Page
Automata & Real Functions

If we encode real numbers as strings then we can use spectral learning to model real functions as weighted automata.

Using automata to model real functions is a very natural thing to do. For a complete introduction you can look at [1].

In this post we will use the spectral learning algorithm to build an automaton for a real function and then use it to compute its derivative.

Suppose you have a real function over an interval¹

\[f: [0,1) \to \mathbb{R}\]

can you compute it using a weighted finite automaton (WFA)?

If you could turn \(f\) into a function over words then you could use spectral learning to construct a WFA.

Let's do that: take a number \(x \in [0,1)\), and write it as a binary number

\[x = 0_{\mathbf{2}}.b_1 b_2 b_3 \dots = \sum_{i=1}^\infty b_i 2^{-i}\]

\(b_i\) are binary digits, truncating the expansion to the n-th digit we can represent \(x\) by the word²

\[\hat{x} = b_1 b_2 \dots b_n\]

Now we can convert any function \(f: [0,1) \to \mathbb{R}\) into a function \(\hat{f}: \{0,1\}^\star \to \mathbb{R}\) defined as

\[\hat{f}(\hat{x}) = f(x)\]

In Python this is done like this

def word2real(s : str) -> float:
    s = "0" + s
    return sum([int(s[i]) * 2**(-i) for i in range(0,len(s))])

def real2word(r : float, l : int) -> str:
    if r < 0 or r >= 1:
        raise Exception("out of bounds")
    w = ""
    for _ in range(0,l+1):
        d = 1 if r >= 1 else 0
        w += str(d)
        r = (r-d)*2
    return w[1:]

def f_hat(w : str) -> float:
    return f(word2real(w))

real2word converts a number to its binary (truncated) expansion, while word2real does the opposite conversion.

And that's all, given the function f we can now construct its WFA in this way

from pyautospec import SpectralLearning
learner = SpectralLearning(["0", "1"], 3)

Given information
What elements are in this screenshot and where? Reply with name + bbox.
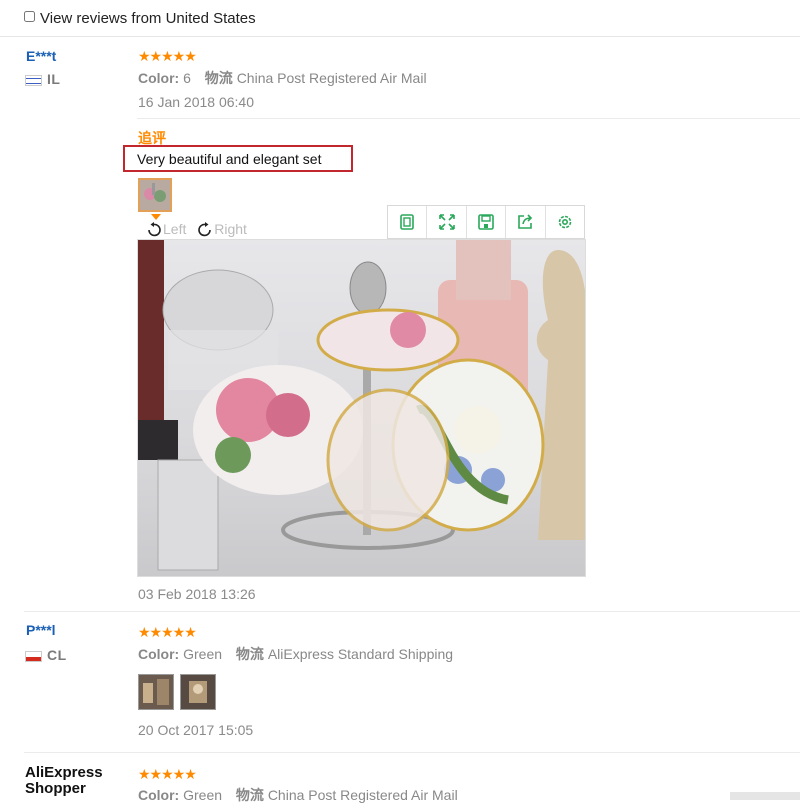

Written exercise
Pick up the post on modeling real functions with weighted automata right after its last line of code and keep writing it.

Expected answer
wfa = learner.learn(f_hat)

To use the WFA to evaluate \(f(x)\) you just do this: wfa(real2word(x)).

The full implementation can be found here: pyAutoSpec/function wfa.py.

The FunctionWfa class performs the spectral learning and wraps the resulting WFA in order to make the conversions transparent.

Also it is slightly more general, it allows us to define functions on arbitrary intervals \([a,b)\).

As an example let's try to learn the sin function over \([0,2\pi)\)

from math import sin, pi
from pyautospec import FunctionWfa

sin_wfa = FunctionWfa().fit(sin, x0=0.0, x1=2*pi, learn_resolution=2)

the result is a fairly compact WFA with just 4 states, confronting it with the original function we get

to improve the accuracy it is sufficient to increase learn_resolution to 3, the result now is a slightly larger WFA (6 states) but much more accurate

You can find this and other examples here: pyAutoSpec/Trigonometric Functions.ipynb, pyAutoSpec/Polynomials.ipynb.

Now that we have a WFA model of \(f\) is there anything more we can do with it?

How about taking the derivative?

We would like to build a WFA that computes \(f'\) directly from the WFA of \(f\) itself. How would we do it?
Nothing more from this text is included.